» **Set problem**
From the data that follows, report how many lines hold the string "edit", giving only the number.

(Collected data entries)
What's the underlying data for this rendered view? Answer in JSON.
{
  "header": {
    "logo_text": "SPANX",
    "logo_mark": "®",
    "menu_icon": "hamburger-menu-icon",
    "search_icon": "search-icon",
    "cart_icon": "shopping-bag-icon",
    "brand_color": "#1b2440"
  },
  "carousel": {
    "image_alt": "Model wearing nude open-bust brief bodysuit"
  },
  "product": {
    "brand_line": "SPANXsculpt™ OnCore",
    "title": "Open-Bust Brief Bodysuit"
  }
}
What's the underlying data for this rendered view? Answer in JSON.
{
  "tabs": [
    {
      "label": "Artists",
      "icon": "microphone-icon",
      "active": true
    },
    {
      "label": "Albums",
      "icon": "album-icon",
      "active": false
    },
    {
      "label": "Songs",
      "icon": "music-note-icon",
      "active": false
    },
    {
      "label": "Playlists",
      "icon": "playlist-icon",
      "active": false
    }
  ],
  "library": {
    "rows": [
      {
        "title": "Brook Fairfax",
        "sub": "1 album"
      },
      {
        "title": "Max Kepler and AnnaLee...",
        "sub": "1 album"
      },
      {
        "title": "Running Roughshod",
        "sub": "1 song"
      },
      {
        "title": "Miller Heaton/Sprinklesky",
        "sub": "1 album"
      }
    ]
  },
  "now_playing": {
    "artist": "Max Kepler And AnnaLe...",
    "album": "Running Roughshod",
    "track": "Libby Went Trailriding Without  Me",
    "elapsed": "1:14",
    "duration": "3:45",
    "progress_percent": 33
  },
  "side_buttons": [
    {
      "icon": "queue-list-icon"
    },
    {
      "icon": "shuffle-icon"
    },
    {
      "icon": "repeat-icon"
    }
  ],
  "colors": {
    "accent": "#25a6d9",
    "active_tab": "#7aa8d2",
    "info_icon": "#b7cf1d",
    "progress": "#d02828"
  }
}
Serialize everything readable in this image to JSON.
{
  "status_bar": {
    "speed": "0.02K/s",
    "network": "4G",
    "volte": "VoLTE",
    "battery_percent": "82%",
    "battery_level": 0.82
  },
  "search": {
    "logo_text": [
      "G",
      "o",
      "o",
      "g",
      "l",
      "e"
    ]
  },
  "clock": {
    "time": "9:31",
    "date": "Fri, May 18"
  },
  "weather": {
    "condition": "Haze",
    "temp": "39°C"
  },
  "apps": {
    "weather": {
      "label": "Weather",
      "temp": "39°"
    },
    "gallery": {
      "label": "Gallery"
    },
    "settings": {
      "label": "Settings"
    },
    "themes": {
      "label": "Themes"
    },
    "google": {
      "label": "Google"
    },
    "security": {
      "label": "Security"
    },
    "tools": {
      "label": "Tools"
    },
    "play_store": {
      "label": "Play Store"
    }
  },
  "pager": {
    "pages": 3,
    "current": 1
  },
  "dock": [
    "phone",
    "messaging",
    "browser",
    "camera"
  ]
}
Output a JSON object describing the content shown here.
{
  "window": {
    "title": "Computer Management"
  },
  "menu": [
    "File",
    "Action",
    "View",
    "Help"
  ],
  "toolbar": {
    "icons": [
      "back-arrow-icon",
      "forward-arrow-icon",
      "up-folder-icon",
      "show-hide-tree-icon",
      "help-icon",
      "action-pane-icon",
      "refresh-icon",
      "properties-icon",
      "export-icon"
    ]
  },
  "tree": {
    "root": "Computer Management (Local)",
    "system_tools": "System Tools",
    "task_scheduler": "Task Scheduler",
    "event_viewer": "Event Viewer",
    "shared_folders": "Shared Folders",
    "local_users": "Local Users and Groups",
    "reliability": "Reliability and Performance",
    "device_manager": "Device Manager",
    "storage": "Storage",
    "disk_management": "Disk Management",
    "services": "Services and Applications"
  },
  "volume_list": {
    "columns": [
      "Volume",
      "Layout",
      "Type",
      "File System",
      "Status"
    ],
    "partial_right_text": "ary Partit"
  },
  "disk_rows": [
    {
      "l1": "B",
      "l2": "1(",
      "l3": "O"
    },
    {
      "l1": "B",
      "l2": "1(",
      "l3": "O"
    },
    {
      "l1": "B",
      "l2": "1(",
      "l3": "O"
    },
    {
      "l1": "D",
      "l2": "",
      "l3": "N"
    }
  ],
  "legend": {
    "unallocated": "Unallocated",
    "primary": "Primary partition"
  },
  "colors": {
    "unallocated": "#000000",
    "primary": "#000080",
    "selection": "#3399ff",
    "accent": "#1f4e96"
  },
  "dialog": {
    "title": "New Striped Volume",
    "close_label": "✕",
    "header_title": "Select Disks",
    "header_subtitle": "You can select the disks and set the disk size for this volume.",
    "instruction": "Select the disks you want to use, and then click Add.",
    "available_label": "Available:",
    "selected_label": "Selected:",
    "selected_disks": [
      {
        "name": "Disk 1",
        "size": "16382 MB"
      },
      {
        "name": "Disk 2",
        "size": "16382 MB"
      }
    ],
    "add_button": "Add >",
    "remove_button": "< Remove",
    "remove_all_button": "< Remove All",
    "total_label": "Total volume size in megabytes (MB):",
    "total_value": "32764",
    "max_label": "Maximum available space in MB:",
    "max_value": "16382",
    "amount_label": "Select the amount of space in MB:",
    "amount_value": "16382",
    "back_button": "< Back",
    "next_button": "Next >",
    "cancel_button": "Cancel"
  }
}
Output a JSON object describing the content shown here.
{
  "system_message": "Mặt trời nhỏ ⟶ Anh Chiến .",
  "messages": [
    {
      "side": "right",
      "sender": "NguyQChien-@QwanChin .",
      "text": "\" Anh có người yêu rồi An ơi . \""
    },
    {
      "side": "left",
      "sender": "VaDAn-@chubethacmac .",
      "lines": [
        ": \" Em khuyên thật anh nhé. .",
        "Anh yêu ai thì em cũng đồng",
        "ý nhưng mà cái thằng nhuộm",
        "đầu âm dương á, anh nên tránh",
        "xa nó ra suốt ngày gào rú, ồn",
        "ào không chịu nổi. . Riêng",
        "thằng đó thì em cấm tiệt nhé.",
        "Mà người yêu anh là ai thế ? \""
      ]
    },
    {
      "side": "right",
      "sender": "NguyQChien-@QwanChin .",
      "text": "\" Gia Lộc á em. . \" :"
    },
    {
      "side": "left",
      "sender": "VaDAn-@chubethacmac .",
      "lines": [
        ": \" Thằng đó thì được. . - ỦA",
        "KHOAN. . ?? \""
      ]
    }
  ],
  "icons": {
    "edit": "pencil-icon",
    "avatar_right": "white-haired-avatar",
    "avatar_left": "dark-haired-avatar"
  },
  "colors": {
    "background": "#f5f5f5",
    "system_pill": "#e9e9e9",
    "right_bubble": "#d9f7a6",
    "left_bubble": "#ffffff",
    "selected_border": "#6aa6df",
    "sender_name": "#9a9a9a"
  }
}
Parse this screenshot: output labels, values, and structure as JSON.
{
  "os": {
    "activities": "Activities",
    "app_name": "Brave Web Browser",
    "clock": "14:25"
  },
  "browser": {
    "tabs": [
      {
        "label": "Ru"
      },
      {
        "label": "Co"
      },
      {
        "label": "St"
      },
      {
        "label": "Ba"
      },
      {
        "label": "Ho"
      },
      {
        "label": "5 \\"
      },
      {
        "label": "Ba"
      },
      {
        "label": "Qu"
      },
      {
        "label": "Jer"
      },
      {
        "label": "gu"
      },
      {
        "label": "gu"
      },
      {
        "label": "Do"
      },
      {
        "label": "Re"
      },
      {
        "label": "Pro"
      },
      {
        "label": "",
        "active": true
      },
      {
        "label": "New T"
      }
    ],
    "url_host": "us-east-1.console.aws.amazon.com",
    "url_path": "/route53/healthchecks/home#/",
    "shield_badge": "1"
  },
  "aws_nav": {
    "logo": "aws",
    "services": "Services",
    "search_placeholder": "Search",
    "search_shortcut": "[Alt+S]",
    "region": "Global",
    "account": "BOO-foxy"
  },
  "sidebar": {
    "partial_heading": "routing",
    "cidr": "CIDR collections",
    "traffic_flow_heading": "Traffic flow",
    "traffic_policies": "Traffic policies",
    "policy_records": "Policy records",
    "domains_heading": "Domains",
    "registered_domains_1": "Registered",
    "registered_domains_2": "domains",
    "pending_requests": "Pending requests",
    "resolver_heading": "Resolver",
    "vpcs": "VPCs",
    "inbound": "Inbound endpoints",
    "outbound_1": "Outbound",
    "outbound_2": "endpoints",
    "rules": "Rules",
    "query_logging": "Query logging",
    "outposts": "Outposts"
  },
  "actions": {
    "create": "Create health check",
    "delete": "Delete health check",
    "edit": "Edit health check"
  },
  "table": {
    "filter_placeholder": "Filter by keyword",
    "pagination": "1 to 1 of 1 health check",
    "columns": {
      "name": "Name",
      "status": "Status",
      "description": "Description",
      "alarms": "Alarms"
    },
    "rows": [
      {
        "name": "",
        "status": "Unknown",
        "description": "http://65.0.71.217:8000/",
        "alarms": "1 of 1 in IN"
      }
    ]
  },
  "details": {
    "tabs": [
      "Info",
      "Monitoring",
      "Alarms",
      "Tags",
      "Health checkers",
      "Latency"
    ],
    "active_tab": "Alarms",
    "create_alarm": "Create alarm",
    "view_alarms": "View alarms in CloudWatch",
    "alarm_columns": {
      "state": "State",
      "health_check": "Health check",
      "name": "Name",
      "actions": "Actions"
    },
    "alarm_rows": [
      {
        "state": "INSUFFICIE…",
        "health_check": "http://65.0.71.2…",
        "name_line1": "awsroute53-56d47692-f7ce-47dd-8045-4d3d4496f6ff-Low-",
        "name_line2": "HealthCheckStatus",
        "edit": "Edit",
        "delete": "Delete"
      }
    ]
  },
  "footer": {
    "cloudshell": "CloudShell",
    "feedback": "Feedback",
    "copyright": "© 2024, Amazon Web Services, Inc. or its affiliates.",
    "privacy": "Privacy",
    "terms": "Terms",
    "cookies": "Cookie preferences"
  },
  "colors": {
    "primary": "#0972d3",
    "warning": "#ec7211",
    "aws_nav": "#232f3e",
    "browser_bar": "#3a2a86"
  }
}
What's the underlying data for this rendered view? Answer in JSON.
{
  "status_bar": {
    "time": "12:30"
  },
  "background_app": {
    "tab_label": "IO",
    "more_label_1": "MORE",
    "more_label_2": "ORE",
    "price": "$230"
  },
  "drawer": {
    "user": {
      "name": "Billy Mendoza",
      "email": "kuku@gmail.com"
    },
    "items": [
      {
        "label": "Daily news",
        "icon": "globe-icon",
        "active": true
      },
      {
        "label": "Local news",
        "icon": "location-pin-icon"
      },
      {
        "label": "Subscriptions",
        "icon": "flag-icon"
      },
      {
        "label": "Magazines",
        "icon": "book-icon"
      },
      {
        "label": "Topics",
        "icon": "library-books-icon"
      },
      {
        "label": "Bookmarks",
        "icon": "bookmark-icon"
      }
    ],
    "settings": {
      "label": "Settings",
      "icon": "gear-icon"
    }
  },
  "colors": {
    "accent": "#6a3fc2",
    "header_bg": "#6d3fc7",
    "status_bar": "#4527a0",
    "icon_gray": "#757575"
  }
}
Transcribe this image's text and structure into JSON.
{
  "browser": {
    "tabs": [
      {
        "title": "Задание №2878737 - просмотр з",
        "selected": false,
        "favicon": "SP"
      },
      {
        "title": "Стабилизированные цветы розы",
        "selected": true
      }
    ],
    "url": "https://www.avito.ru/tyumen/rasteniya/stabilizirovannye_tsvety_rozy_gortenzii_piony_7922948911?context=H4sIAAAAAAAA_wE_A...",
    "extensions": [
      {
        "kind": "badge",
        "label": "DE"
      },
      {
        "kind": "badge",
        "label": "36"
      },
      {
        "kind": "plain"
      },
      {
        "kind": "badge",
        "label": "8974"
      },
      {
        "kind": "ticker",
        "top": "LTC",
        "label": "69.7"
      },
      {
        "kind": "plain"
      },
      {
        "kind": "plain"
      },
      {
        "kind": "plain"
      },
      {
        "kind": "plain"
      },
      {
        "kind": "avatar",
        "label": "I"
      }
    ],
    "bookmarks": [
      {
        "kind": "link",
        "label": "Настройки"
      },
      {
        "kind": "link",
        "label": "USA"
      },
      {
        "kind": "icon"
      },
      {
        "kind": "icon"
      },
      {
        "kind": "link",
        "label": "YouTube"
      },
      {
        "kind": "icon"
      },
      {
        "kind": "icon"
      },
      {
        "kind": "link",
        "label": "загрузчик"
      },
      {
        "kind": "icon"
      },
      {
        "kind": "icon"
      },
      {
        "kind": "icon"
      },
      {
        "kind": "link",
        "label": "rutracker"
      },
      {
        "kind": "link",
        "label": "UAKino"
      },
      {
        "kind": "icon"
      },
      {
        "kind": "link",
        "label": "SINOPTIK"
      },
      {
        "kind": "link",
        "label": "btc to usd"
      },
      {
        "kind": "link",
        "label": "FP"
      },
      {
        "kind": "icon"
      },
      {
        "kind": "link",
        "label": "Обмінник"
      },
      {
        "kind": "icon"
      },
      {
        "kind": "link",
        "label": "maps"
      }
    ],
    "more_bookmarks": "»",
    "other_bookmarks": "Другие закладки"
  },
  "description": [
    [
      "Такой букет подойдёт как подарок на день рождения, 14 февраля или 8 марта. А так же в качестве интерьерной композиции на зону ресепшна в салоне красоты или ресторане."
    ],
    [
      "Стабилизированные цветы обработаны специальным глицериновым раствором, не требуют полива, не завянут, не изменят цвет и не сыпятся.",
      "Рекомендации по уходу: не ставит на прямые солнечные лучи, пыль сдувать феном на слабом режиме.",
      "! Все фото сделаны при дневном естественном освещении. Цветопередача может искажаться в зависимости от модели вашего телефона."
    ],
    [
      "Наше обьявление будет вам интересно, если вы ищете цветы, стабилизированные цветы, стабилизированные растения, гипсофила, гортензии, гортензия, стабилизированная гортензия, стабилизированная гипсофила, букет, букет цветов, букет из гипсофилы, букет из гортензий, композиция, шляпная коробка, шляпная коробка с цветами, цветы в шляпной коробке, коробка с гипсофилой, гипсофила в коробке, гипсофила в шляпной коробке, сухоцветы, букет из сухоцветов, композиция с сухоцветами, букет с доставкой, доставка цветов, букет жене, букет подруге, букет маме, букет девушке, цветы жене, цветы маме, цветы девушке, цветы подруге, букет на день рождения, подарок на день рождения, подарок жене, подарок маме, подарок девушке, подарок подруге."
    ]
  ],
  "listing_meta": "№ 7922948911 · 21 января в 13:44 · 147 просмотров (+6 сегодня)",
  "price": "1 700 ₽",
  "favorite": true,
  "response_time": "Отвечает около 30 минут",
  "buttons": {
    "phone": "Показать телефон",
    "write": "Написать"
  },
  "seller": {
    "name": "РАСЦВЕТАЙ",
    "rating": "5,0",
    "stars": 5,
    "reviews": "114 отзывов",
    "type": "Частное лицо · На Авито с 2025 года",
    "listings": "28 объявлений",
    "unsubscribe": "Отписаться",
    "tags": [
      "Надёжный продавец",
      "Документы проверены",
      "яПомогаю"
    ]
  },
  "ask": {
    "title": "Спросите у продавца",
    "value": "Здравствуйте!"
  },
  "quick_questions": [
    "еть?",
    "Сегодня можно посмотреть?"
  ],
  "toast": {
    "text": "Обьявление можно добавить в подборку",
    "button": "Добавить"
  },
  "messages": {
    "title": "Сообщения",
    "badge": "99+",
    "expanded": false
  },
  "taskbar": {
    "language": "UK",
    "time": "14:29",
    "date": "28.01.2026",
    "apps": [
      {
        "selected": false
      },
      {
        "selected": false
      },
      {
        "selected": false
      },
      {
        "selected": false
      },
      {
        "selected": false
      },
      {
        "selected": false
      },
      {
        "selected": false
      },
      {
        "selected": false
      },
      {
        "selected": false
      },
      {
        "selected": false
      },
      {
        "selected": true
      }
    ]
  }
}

» **Finished exercise**
3